## YOUR INSTRUCTIONS
Lines containing "content" are to be counted. Report the count alone.

Stored data:
══════════════════════════════

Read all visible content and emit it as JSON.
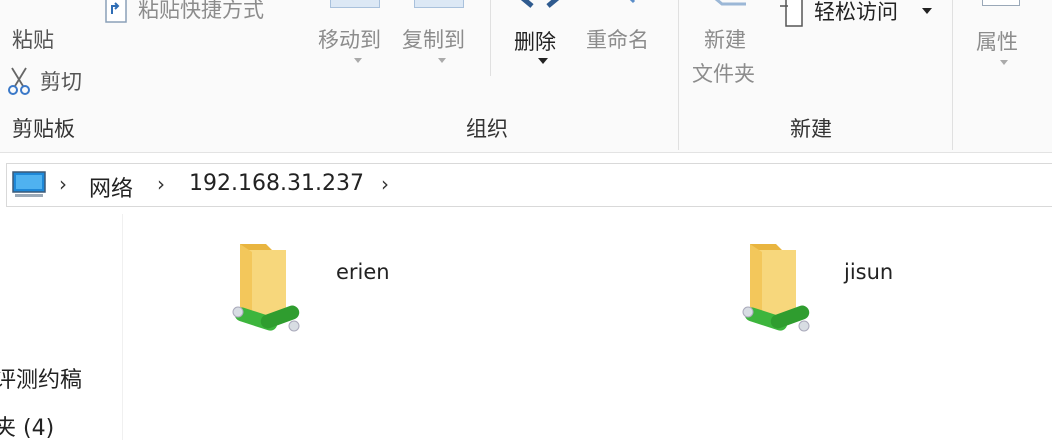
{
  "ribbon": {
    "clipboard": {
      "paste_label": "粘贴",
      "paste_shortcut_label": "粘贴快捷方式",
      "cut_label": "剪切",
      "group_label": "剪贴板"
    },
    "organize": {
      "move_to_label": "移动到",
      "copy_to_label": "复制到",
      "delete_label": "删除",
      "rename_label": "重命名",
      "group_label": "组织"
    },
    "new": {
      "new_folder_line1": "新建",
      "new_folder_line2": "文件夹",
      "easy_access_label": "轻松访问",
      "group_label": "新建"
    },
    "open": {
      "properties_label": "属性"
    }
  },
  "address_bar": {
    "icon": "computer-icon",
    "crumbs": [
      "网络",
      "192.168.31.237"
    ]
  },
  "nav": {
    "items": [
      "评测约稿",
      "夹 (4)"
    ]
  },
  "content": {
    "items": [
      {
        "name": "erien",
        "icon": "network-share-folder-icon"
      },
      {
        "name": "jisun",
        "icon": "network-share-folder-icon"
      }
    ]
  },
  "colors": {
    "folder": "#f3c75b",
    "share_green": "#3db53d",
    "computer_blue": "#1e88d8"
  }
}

══════════════════════════════

## TASK ANSWER
2